AIM
Retype the material word for word.

───── RECORDS PROVIDED

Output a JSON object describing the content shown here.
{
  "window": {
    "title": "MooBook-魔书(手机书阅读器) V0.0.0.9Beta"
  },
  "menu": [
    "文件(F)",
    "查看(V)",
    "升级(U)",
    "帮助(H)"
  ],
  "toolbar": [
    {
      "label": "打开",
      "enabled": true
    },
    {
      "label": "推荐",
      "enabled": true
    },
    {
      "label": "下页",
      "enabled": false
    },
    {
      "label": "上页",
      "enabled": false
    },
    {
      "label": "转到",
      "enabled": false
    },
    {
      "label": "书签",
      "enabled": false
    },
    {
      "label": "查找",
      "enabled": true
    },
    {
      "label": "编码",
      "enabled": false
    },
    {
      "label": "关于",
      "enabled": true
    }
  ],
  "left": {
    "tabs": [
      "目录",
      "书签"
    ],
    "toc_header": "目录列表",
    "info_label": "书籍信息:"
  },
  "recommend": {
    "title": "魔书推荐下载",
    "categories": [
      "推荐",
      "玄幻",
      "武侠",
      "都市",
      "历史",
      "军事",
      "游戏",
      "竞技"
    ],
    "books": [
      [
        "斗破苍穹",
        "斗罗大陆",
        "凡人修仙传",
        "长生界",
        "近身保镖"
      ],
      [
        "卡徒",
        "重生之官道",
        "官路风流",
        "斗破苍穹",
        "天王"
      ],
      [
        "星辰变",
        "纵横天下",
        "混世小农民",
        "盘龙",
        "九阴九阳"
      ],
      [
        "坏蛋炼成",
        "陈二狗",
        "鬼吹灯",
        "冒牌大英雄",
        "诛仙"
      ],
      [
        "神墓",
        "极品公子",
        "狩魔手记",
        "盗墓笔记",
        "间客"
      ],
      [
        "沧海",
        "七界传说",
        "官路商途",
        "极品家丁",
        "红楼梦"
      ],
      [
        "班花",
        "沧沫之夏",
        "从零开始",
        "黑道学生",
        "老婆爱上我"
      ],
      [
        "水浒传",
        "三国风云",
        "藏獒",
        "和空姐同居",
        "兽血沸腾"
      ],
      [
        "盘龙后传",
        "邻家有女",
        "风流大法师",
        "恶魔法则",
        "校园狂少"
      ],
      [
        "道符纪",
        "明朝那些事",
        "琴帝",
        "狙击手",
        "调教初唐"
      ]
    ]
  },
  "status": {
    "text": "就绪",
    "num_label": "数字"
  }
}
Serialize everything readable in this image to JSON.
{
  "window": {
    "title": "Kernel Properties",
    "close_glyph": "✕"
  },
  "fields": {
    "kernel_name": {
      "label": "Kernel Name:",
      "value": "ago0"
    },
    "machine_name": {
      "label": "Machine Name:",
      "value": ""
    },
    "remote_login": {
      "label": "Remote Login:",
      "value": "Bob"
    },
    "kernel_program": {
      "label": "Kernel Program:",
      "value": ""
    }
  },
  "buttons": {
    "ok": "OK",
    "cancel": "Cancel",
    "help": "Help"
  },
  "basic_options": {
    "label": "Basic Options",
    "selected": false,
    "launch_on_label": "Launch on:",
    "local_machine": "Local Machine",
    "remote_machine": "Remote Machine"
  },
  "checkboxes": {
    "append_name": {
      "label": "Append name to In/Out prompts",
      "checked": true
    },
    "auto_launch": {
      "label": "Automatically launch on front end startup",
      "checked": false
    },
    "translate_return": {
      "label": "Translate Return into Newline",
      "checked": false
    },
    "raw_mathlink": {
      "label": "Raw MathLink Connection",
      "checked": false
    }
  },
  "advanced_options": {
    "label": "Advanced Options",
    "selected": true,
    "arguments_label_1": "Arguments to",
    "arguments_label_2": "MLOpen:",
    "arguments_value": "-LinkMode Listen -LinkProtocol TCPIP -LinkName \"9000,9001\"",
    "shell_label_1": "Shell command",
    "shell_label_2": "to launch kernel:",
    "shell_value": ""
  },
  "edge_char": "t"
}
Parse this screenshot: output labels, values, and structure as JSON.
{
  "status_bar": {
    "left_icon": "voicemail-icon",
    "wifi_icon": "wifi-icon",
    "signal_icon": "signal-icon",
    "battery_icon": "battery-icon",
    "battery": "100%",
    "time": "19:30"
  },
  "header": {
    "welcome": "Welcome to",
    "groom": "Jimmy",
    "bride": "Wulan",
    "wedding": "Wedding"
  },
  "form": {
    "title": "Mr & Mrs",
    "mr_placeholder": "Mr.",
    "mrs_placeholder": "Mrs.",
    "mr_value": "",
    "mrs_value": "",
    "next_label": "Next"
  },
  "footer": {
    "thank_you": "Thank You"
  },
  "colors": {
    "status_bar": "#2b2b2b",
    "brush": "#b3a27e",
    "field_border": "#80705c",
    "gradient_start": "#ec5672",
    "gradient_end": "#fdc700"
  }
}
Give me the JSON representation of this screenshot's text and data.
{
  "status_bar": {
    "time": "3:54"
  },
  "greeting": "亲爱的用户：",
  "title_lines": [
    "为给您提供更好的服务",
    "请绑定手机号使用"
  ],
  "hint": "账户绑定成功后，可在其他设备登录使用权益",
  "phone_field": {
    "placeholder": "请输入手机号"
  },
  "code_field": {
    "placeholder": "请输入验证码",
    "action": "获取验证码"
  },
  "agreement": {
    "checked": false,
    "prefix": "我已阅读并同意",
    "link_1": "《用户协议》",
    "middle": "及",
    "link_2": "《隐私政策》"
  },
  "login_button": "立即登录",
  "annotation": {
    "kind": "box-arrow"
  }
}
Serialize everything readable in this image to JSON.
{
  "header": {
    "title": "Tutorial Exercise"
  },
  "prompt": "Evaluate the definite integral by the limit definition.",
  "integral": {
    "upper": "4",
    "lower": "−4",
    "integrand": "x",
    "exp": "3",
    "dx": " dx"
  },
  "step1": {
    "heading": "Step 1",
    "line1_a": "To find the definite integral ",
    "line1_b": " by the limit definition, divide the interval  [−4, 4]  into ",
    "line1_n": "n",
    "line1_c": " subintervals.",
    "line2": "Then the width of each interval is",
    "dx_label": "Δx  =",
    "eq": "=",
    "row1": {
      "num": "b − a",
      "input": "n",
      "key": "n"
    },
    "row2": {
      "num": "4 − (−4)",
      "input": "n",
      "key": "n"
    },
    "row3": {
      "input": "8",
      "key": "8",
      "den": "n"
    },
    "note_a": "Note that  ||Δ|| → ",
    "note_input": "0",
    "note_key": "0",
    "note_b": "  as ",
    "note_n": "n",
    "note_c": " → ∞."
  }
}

──────────

SOLUTION
Output a JSON object describing the content shown here.
{
  "window": {
    "title": "MooBook-魔书(手机书阅读器) V0.0.0.9Beta"
  },
  "menu": [
    "文件(F)",
    "查看(V)",
    "升级(U)",
    "帮助(H)"
  ],
  "toolbar": [
    {
      "label": "打开",
      "enabled": true
    },
    {
      "label": "推荐",
      "enabled": true
    },
    {
      "label": "下页",
      "enabled": false
    },
    {
      "label": "上页",
      "enabled": false
    },
    {
      "label": "转到",
      "enabled": false
    },
    {
      "label": "书签",
      "enabled": false
    },
    {
      "label": "查找",
      "enabled": true
    },
    {
      "label": "编码",
      "enabled": false
    },
    {
      "label": "关于",
      "enabled": true
    }
  ],
  "left": {
    "tabs": [
      "目录",
      "书签"
    ],
    "toc_header": "目录列表",
    "info_label": "书籍信息:"
  },
  "recommend": {
    "title": "魔书推荐下载",
    "categories": [
      "推荐",
      "玄幻",
      "武侠",
      "都市",
      "历史",
      "军事",
      "游戏",
      "竞技"
    ],
    "books": [
      [
        "斗破苍穹",
        "斗罗大陆",
        "凡人修仙传",
        "长生界",
        "近身保镖"
      ],
      [
        "卡徒",
        "重生之官道",
        "官路风流",
        "斗破苍穹",
        "天王"
      ],
      [
        "星辰变",
        "纵横天下",
        "混世小农民",
        "盘龙",
        "九阴九阳"
      ],
      [
        "坏蛋炼成",
        "陈二狗",
        "鬼吹灯",
        "冒牌大英雄",
        "诛仙"
      ],
      [
        "神墓",
        "极品公子",
        "狩魔手记",
        "盗墓笔记",
        "间客"
      ],
      [
        "沧海",
        "七界传说",
        "官路商途",
        "极品家丁",
        "红楼梦"
      ],
      [
        "班花",
        "沧沫之夏",
        "从零开始",
        "黑道学生",
        "老婆爱上我"
      ],
      [
        "水浒传",
        "三国风云",
        "藏獒",
        "和空姐同居",
        "兽血沸腾"
      ],
      [
        "盘龙后传",
        "邻家有女",
        "风流大法师",
        "恶魔法则",
        "校园狂少"
      ],
      [
        "道符纪",
        "明朝那些事",
        "琴帝",
        "狙击手",
        "调教初唐"
      ]
    ]
  },
  "status": {
    "text": "就绪",
    "num_label": "数字"
  }
}
Serialize everything readable in this image to JSON.
{
  "window": {
    "title": "Kernel Properties",
    "close_glyph": "✕"
  },
  "fields": {
    "kernel_name": {
      "label": "Kernel Name:",
      "value": "ago0"
    },
    "machine_name": {
      "label": "Machine Name:",
      "value": ""
    },
    "remote_login": {
      "label": "Remote Login:",
      "value": "Bob"
    },
    "kernel_program": {
      "label": "Kernel Program:",
      "value": ""
    }
  },
  "buttons": {
    "ok": "OK",
    "cancel": "Cancel",
    "help": "Help"
  },
  "basic_options": {
    "label": "Basic Options",
    "selected": false,
    "launch_on_label": "Launch on:",
    "local_machine": "Local Machine",
    "remote_machine": "Remote Machine"
  },
  "checkboxes": {
    "append_name": {
      "label": "Append name to In/Out prompts",
      "checked": true
    },
    "auto_launch": {
      "label": "Automatically launch on front end startup",
      "checked": false
    },
    "translate_return": {
      "label": "Translate Return into Newline",
      "checked": false
    },
    "raw_mathlink": {
      "label": "Raw MathLink Connection",
      "checked": false
    }
  },
  "advanced_options": {
    "label": "Advanced Options",
    "selected": true,
    "arguments_label_1": "Arguments to",
    "arguments_label_2": "MLOpen:",
    "arguments_value": "-LinkMode Listen -LinkProtocol TCPIP -LinkName \"9000,9001\"",
    "shell_label_1": "Shell command",
    "shell_label_2": "to launch kernel:",
    "shell_value": ""
  },
  "edge_char": "t"
}
Parse this screenshot: output labels, values, and structure as JSON.
{
  "status_bar": {
    "left_icon": "voicemail-icon",
    "wifi_icon": "wifi-icon",
    "signal_icon": "signal-icon",
    "battery_icon": "battery-icon",
    "battery": "100%",
    "time": "19:30"
  },
  "header": {
    "welcome": "Welcome to",
    "groom": "Jimmy",
    "bride": "Wulan",
    "wedding": "Wedding"
  },
  "form": {
    "title": "Mr & Mrs",
    "mr_placeholder": "Mr.",
    "mrs_placeholder": "Mrs.",
    "mr_value": "",
    "mrs_value": "",
    "next_label": "Next"
  },
  "footer": {
    "thank_you": "Thank You"
  },
  "colors": {
    "status_bar": "#2b2b2b",
    "brush": "#b3a27e",
    "field_border": "#80705c",
    "gradient_start": "#ec5672",
    "gradient_end": "#fdc700"
  }
}
Give me the JSON representation of this screenshot's text and data.
{
  "status_bar": {
    "time": "3:54"
  },
  "greeting": "亲爱的用户：",
  "title_lines": [
    "为给您提供更好的服务",
    "请绑定手机号使用"
  ],
  "hint": "账户绑定成功后，可在其他设备登录使用权益",
  "phone_field": {
    "placeholder": "请输入手机号"
  },
  "code_field": {
    "placeholder": "请输入验证码",
    "action": "获取验证码"
  },
  "agreement": {
    "checked": false,
    "prefix": "我已阅读并同意",
    "link_1": "《用户协议》",
    "middle": "及",
    "link_2": "《隐私政策》"
  },
  "login_button": "立即登录",
  "annotation": {
    "kind": "box-arrow"
  }
}
Serialize everything readable in this image to JSON.
{
  "header": {
    "title": "Tutorial Exercise"
  },
  "prompt": "Evaluate the definite integral by the limit definition.",
  "integral": {
    "upper": "4",
    "lower": "−4",
    "integrand": "x",
    "exp": "3",
    "dx": " dx"
  },
  "step1": {
    "heading": "Step 1",
    "line1_a": "To find the definite integral ",
    "line1_b": " by the limit definition, divide the interval  [−4, 4]  into ",
    "line1_n": "n",
    "line1_c": " subintervals.",
    "line2": "Then the width of each interval is",
    "dx_label": "Δx  =",
    "eq": "=",
    "row1": {
      "num": "b − a",
      "input": "n",
      "key": "n"
    },
    "row2": {
      "num": "4 − (−4)",
      "input": "n",
      "key": "n"
    },
    "row3": {
      "input": "8",
      "key": "8",
      "den": "n"
    },
    "note_a": "Note that  ||Δ|| → ",
    "note_input": "0",
    "note_key": "0",
    "note_b": "  as ",
    "note_n": "n",
    "note_c": " → ∞."
  }
}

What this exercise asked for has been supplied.